Extracts from a graphics dataset
******

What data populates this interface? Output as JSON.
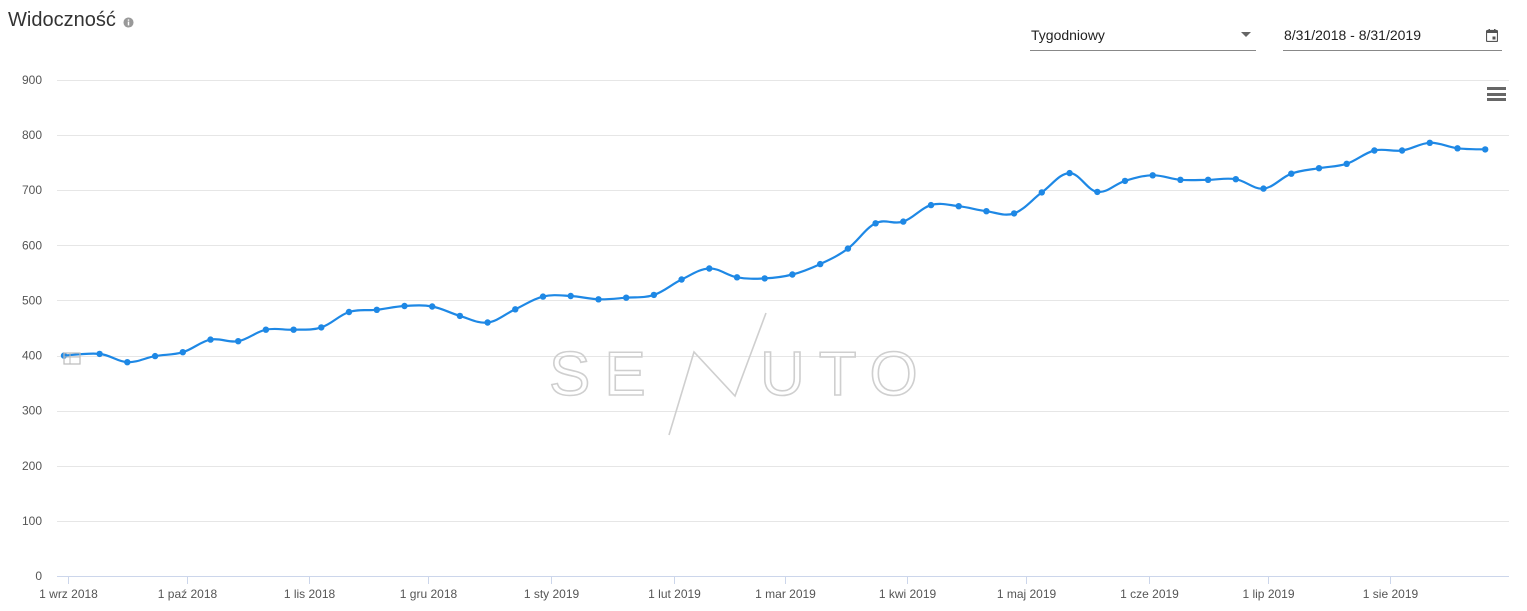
{
  "header": {
    "title": "Widoczność",
    "info_icon": "info-icon",
    "period_select": {
      "value": "Tygodniowy",
      "icon": "chevron-down-icon"
    },
    "date_range": {
      "value": "8/31/2018 - 8/31/2019",
      "icon": "calendar-icon"
    },
    "menu_icon": "hamburger-menu-icon"
  },
  "watermark": {
    "text_left": "SE",
    "text_right": "UTO"
  },
  "colors": {
    "line": "#1e88e5",
    "grid": "#e6e6e6",
    "axis": "#ccd6eb"
  },
  "chart_data": {
    "type": "line",
    "title": "Widoczność",
    "xlabel": "",
    "ylabel": "",
    "ylim": [
      0,
      900
    ],
    "y_ticks": [
      0,
      100,
      200,
      300,
      400,
      500,
      600,
      700,
      800,
      900
    ],
    "x_range": [
      "2018-08-31",
      "2019-08-31"
    ],
    "x_ticks": [
      {
        "date": "2018-09-01",
        "label": "1 wrz 2018"
      },
      {
        "date": "2018-10-01",
        "label": "1 paź 2018"
      },
      {
        "date": "2018-11-01",
        "label": "1 lis 2018"
      },
      {
        "date": "2018-12-01",
        "label": "1 gru 2018"
      },
      {
        "date": "2019-01-01",
        "label": "1 sty 2019"
      },
      {
        "date": "2019-02-01",
        "label": "1 lut 2019"
      },
      {
        "date": "2019-03-01",
        "label": "1 mar 2019"
      },
      {
        "date": "2019-04-01",
        "label": "1 kwi 2019"
      },
      {
        "date": "2019-05-01",
        "label": "1 maj 2019"
      },
      {
        "date": "2019-06-01",
        "label": "1 cze 2019"
      },
      {
        "date": "2019-07-01",
        "label": "1 lip 2019"
      },
      {
        "date": "2019-08-01",
        "label": "1 sie 2019"
      }
    ],
    "grid": true,
    "legend": "none",
    "series": [
      {
        "x": [
          "2018-08-31",
          "2018-09-09",
          "2018-09-16",
          "2018-09-23",
          "2018-09-30",
          "2018-10-07",
          "2018-10-14",
          "2018-10-21",
          "2018-10-28",
          "2018-11-04",
          "2018-11-11",
          "2018-11-18",
          "2018-11-25",
          "2018-12-02",
          "2018-12-09",
          "2018-12-16",
          "2018-12-23",
          "2018-12-30",
          "2019-01-06",
          "2019-01-13",
          "2019-01-20",
          "2019-01-27",
          "2019-02-03",
          "2019-02-10",
          "2019-02-17",
          "2019-02-24",
          "2019-03-03",
          "2019-03-10",
          "2019-03-17",
          "2019-03-24",
          "2019-03-31",
          "2019-04-07",
          "2019-04-14",
          "2019-04-21",
          "2019-04-28",
          "2019-05-05",
          "2019-05-12",
          "2019-05-19",
          "2019-05-26",
          "2019-06-02",
          "2019-06-09",
          "2019-06-16",
          "2019-06-23",
          "2019-06-30",
          "2019-07-07",
          "2019-07-14",
          "2019-07-21",
          "2019-07-28",
          "2019-08-04",
          "2019-08-11",
          "2019-08-18",
          "2019-08-25"
        ],
        "values": [
          400,
          403,
          388,
          399,
          406,
          429,
          426,
          447,
          447,
          451,
          479,
          483,
          490,
          489,
          472,
          460,
          484,
          507,
          508,
          502,
          505,
          510,
          538,
          558,
          542,
          540,
          547,
          566,
          594,
          640,
          643,
          673,
          671,
          662,
          658,
          696,
          731,
          697,
          717,
          727,
          719,
          719,
          720,
          703,
          730,
          740,
          748,
          772,
          772,
          786,
          776,
          774
        ]
      }
    ]
  }
}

******

#### THE REQUEST:
Pictures appear in the records above. Output everything except them, exactly.

#### SOLUTION TO THE PROBLEM:
What data populates this interface? Output as JSON.
{
  "header": {
    "title": "Widoczność",
    "info_icon": "info-icon",
    "period_select": {
      "value": "Tygodniowy",
      "icon": "chevron-down-icon"
    },
    "date_range": {
      "value": "8/31/2018 - 8/31/2019",
      "icon": "calendar-icon"
    },
    "menu_icon": "hamburger-menu-icon"
  },
  "watermark": {
    "text_left": "SE",
    "text_right": "UTO"
  },
  "colors": {
    "line": "#1e88e5",
    "grid": "#e6e6e6",
    "axis": "#ccd6eb"
  },
  "chart_data": {
    "type": "line",
    "title": "Widoczność",
    "xlabel": "",
    "ylabel": "",
    "ylim": [
      0,
      900
    ],
    "y_ticks": [
      0,
      100,
      200,
      300,
      400,
      500,
      600,
      700,
      800,
      900
    ],
    "x_range": [
      "2018-08-31",
      "2019-08-31"
    ],
    "x_ticks": [
      {
        "date": "2018-09-01",
        "label": "1 wrz 2018"
      },
      {
        "date": "2018-10-01",
        "label": "1 paź 2018"
      },
      {
        "date": "2018-11-01",
        "label": "1 lis 2018"
      },
      {
        "date": "2018-12-01",
        "label": "1 gru 2018"
      },
      {
        "date": "2019-01-01",
        "label": "1 sty 2019"
      },
      {
        "date": "2019-02-01",
        "label": "1 lut 2019"
      },
      {
        "date": "2019-03-01",
        "label": "1 mar 2019"
      },
      {
        "date": "2019-04-01",
        "label": "1 kwi 2019"
      },
      {
        "date": "2019-05-01",
        "label": "1 maj 2019"
      },
      {
        "date": "2019-06-01",
        "label": "1 cze 2019"
      },
      {
        "date": "2019-07-01",
        "label": "1 lip 2019"
      },
      {
        "date": "2019-08-01",
        "label": "1 sie 2019"
      }
    ],
    "grid": true,
    "legend": "none",
    "series": [
      {
        "x": [
          "2018-08-31",
          "2018-09-09",
          "2018-09-16",
          "2018-09-23",
          "2018-09-30",
          "2018-10-07",
          "2018-10-14",
          "2018-10-21",
          "2018-10-28",
          "2018-11-04",
          "2018-11-11",
          "2018-11-18",
          "2018-11-25",
          "2018-12-02",
          "2018-12-09",
          "2018-12-16",
          "2018-12-23",
          "2018-12-30",
          "2019-01-06",
          "2019-01-13",
          "2019-01-20",
          "2019-01-27",
          "2019-02-03",
          "2019-02-10",
          "2019-02-17",
          "2019-02-24",
          "2019-03-03",
          "2019-03-10",
          "2019-03-17",
          "2019-03-24",
          "2019-03-31",
          "2019-04-07",
          "2019-04-14",
          "2019-04-21",
          "2019-04-28",
          "2019-05-05",
          "2019-05-12",
          "2019-05-19",
          "2019-05-26",
          "2019-06-02",
          "2019-06-09",
          "2019-06-16",
          "2019-06-23",
          "2019-06-30",
          "2019-07-07",
          "2019-07-14",
          "2019-07-21",
          "2019-07-28",
          "2019-08-04",
          "2019-08-11",
          "2019-08-18",
          "2019-08-25"
        ],
        "values": [
          400,
          403,
          388,
          399,
          406,
          429,
          426,
          447,
          447,
          451,
          479,
          483,
          490,
          489,
          472,
          460,
          484,
          507,
          508,
          502,
          505,
          510,
          538,
          558,
          542,
          540,
          547,
          566,
          594,
          640,
          643,
          673,
          671,
          662,
          658,
          696,
          731,
          697,
          717,
          727,
          719,
          719,
          720,
          703,
          730,
          740,
          748,
          772,
          772,
          786,
          776,
          774
        ]
      }
    ]
  }
}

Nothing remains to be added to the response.